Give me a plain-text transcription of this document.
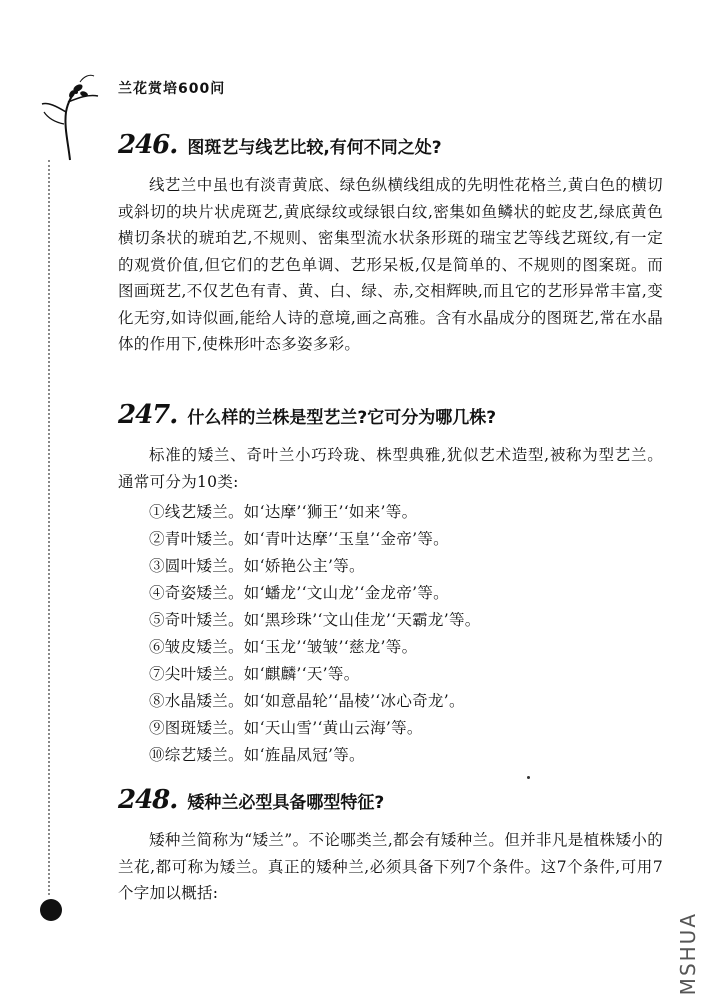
兰花赏培600问
246. 图斑艺与线艺比较,有何不同之处?

线艺兰中虽也有淡青黄底、绿色纵横线组成的先明性花格兰,黄白色的横切或斜切的块片状虎斑艺,黄底绿纹或绿银白纹,密集如鱼鳞状的蛇皮艺,绿底黄色横切条状的琥珀艺,不规则、密集型流水状条形斑的瑞宝艺等线艺斑纹,有一定的观赏价值,但它们的艺色单调、艺形呆板,仅是简单的、不规则的图案斑。而图画斑艺,不仅艺色有青、黄、白、绿、赤,交相辉映,而且它的艺形异常丰富,变化无穷,如诗似画,能给人诗的意境,画之高雅。含有水晶成分的图斑艺,常在水晶体的作用下,使株形叶态多姿多彩。

247. 什么样的兰株是型艺兰?它可分为哪几株?

标准的矮兰、奇叶兰小巧玲珑、株型典雅,犹似艺术造型,被称为型艺兰。通常可分为10类:

①线艺矮兰。如‘达摩’‘狮王’‘如来’等。
②青叶矮兰。如‘青叶达摩’‘玉皇’‘金帝’等。
③圆叶矮兰。如‘娇艳公主’等。
④奇姿矮兰。如‘蟠龙’‘文山龙’‘金龙帝’等。
⑤奇叶矮兰。如‘黑珍珠’‘文山佳龙’‘天霸龙’等。
⑥皱皮矮兰。如‘玉龙’‘皱皱’‘慈龙’等。
⑦尖叶矮兰。如‘麒麟’‘天’等。
⑧水晶矮兰。如‘如意晶轮’‘晶棱’‘冰心奇龙’。
⑨图斑矮兰。如‘天山雪’‘黄山云海’等。
⑩综艺矮兰。如‘旌晶凤冠’等。
248. 矮种兰必型具备哪型特征?

矮种兰简称为“矮兰”。不论哪类兰,都会有矮种兰。但并非凡是植株矮小的兰花,都可称为矮兰。真正的矮种兰,必须具备下列7个条件。这7个条件,可用7个字加以概括:

MSHUA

---------------

→ Your goal:
Can the entries above be repeated exactly, without their pictures?

→ Output for this exercise:
Give me a plain-text transcription of this document.
兰花赏培600问
246. 图斑艺与线艺比较,有何不同之处?

线艺兰中虽也有淡青黄底、绿色纵横线组成的先明性花格兰,黄白色的横切或斜切的块片状虎斑艺,黄底绿纹或绿银白纹,密集如鱼鳞状的蛇皮艺,绿底黄色横切条状的琥珀艺,不规则、密集型流水状条形斑的瑞宝艺等线艺斑纹,有一定的观赏价值,但它们的艺色单调、艺形呆板,仅是简单的、不规则的图案斑。而图画斑艺,不仅艺色有青、黄、白、绿、赤,交相辉映,而且它的艺形异常丰富,变化无穷,如诗似画,能给人诗的意境,画之高雅。含有水晶成分的图斑艺,常在水晶体的作用下,使株形叶态多姿多彩。

247. 什么样的兰株是型艺兰?它可分为哪几株?

标准的矮兰、奇叶兰小巧玲珑、株型典雅,犹似艺术造型,被称为型艺兰。通常可分为10类:

①线艺矮兰。如‘达摩’‘狮王’‘如来’等。
②青叶矮兰。如‘青叶达摩’‘玉皇’‘金帝’等。
③圆叶矮兰。如‘娇艳公主’等。
④奇姿矮兰。如‘蟠龙’‘文山龙’‘金龙帝’等。
⑤奇叶矮兰。如‘黑珍珠’‘文山佳龙’‘天霸龙’等。
⑥皱皮矮兰。如‘玉龙’‘皱皱’‘慈龙’等。
⑦尖叶矮兰。如‘麒麟’‘天’等。
⑧水晶矮兰。如‘如意晶轮’‘晶棱’‘冰心奇龙’。
⑨图斑矮兰。如‘天山雪’‘黄山云海’等。
⑩综艺矮兰。如‘旌晶凤冠’等。
248. 矮种兰必型具备哪型特征?

矮种兰简称为“矮兰”。不论哪类兰,都会有矮种兰。但并非凡是植株矮小的兰花,都可称为矮兰。真正的矮种兰,必须具备下列7个条件。这7个条件,可用7个字加以概括:

MSHUA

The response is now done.